▶ **Exercise prompt**:
Review the material and extract every line in which the word "label" occurs.

**** Task input ****

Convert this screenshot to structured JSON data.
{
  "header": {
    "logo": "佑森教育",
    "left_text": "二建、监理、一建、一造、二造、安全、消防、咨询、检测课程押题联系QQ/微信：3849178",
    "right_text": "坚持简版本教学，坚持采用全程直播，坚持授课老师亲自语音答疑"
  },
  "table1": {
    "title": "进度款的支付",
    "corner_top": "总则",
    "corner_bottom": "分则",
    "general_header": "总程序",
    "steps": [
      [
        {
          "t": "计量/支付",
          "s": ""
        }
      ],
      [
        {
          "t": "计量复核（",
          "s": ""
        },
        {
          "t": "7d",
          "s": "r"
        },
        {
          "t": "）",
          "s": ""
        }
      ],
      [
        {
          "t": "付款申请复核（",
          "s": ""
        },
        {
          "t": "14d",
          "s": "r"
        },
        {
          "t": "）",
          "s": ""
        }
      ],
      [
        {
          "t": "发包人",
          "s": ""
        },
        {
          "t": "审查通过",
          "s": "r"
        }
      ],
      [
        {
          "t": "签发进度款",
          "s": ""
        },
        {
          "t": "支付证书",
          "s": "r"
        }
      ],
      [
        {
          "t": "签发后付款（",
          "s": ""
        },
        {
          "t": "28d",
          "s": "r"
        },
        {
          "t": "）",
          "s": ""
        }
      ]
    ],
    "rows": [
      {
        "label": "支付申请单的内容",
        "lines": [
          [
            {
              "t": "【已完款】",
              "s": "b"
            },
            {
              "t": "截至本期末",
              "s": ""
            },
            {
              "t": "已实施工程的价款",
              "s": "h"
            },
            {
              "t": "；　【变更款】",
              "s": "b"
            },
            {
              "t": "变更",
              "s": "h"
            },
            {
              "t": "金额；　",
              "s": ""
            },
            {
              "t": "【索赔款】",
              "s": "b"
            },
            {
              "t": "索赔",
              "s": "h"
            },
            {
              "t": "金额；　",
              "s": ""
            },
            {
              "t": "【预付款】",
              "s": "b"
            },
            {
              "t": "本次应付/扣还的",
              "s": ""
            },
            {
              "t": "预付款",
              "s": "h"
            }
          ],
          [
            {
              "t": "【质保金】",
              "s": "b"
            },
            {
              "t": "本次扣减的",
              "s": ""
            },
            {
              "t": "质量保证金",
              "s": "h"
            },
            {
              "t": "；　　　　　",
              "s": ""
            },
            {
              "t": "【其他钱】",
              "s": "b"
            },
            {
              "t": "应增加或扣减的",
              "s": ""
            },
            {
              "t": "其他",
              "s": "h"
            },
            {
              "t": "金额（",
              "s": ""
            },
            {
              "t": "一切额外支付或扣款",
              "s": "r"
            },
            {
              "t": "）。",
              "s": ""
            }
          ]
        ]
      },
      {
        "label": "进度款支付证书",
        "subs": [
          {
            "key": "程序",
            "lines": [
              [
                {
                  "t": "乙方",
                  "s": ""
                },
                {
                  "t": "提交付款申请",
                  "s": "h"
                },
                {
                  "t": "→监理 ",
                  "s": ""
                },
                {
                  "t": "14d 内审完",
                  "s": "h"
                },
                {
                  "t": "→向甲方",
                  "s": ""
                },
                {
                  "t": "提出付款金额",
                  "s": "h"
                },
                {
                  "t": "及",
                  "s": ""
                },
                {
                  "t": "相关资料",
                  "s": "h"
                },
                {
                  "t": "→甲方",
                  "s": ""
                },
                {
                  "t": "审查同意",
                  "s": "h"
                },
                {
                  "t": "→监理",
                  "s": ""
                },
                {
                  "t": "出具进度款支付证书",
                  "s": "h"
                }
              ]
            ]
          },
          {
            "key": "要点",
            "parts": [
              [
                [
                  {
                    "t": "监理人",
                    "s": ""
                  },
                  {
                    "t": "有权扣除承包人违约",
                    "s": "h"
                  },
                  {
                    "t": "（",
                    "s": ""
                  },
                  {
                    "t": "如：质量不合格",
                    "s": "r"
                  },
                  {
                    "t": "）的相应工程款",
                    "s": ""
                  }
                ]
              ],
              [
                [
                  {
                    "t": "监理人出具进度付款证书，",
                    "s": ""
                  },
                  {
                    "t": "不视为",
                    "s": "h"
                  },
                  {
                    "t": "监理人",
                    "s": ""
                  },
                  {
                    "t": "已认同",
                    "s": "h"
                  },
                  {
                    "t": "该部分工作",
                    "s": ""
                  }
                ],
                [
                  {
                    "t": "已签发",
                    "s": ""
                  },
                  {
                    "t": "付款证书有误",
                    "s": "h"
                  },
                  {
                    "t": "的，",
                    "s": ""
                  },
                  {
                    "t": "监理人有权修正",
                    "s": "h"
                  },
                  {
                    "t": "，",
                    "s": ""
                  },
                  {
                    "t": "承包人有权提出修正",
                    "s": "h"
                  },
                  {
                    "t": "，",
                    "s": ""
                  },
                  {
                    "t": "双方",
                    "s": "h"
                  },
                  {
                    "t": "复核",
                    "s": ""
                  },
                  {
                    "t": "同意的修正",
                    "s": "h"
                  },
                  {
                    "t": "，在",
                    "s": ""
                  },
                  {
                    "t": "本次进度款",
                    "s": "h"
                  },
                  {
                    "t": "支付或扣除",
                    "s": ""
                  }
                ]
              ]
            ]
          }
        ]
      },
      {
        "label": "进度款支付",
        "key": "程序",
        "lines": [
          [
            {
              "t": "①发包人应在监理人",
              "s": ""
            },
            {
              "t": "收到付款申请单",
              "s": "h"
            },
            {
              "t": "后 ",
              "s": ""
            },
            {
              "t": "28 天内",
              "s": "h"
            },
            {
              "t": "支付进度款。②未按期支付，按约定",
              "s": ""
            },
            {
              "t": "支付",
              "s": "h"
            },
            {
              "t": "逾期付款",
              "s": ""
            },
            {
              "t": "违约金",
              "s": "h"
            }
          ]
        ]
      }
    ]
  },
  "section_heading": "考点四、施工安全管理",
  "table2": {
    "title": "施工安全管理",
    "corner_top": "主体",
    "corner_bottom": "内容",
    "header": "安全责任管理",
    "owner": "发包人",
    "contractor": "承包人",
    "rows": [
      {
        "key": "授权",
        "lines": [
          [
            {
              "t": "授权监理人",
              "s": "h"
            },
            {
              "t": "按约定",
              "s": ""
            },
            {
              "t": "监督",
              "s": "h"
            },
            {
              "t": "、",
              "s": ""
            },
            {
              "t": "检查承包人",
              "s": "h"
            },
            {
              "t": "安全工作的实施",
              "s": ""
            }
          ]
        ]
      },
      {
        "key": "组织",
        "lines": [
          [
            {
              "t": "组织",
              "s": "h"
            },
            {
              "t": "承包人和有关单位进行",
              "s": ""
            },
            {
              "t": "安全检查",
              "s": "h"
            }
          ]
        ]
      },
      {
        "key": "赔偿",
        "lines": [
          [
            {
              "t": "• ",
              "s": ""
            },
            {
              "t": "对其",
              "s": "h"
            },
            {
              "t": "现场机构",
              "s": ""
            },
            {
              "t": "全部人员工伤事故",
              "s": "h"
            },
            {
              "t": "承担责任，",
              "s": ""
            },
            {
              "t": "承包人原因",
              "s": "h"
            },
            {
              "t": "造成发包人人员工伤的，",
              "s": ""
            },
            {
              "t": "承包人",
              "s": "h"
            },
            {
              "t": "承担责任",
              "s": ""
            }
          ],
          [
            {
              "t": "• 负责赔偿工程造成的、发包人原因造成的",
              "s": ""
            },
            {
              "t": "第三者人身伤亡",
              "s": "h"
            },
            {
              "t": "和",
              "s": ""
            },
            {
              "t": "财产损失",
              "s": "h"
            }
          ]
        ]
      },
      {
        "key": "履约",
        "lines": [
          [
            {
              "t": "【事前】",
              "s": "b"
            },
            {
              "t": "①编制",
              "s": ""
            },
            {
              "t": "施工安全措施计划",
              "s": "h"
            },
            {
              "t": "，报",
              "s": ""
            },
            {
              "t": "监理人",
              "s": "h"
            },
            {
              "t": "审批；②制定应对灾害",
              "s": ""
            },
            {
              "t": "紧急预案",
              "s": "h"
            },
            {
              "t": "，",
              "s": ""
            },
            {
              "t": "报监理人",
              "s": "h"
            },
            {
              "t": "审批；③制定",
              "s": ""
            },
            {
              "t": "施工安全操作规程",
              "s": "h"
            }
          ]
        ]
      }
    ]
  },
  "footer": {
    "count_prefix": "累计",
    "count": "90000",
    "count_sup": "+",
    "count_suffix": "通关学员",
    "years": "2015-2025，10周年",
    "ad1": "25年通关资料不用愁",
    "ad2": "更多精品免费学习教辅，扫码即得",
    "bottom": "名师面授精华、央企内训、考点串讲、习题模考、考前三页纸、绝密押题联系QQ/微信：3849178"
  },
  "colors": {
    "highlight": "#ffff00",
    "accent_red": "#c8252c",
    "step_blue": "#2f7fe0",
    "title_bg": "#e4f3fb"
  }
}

****

▶ **Correct output**:
        "label": "支付申请单的内容",
        "label": "进度款支付证书",
        "label": "进度款支付",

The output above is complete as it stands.